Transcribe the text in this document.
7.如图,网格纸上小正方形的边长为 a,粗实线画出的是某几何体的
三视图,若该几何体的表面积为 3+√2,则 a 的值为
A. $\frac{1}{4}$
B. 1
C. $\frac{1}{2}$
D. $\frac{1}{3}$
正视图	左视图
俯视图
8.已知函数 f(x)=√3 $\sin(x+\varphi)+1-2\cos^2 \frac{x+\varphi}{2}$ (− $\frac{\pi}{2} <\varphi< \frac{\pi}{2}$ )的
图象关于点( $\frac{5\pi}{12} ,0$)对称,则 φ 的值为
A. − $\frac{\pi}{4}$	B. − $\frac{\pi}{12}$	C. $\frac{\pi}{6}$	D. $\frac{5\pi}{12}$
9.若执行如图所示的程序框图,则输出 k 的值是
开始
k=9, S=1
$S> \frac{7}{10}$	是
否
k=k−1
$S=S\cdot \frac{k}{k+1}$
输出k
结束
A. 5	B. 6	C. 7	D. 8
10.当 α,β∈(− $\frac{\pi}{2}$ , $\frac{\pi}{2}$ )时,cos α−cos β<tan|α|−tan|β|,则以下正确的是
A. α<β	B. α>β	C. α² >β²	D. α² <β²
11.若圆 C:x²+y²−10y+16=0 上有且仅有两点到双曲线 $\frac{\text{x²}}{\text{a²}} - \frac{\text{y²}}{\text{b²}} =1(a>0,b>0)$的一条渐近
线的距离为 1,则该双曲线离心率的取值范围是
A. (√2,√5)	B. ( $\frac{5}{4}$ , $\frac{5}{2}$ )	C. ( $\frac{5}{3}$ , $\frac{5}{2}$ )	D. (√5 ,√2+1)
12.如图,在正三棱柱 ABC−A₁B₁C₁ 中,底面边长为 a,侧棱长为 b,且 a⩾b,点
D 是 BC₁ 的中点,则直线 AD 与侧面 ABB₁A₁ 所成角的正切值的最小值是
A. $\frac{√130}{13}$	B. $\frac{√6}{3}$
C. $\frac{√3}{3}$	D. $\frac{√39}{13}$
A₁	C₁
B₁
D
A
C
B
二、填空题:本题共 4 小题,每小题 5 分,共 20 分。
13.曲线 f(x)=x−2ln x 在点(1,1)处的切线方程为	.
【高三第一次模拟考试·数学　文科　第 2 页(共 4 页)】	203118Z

## [Exercise brief]
In the entries above, find each line with the word "text" and copy it.

## [Task result]
Transcribe the text in this document.
11.若圆 C:x²+y²−10y+16=0 上有且仅有两点到双曲线 $\frac{\text{x²}}{\text{a²}} - \frac{\text{y²}}{\text{b²}} =1(a>0,b>0)$的一条渐近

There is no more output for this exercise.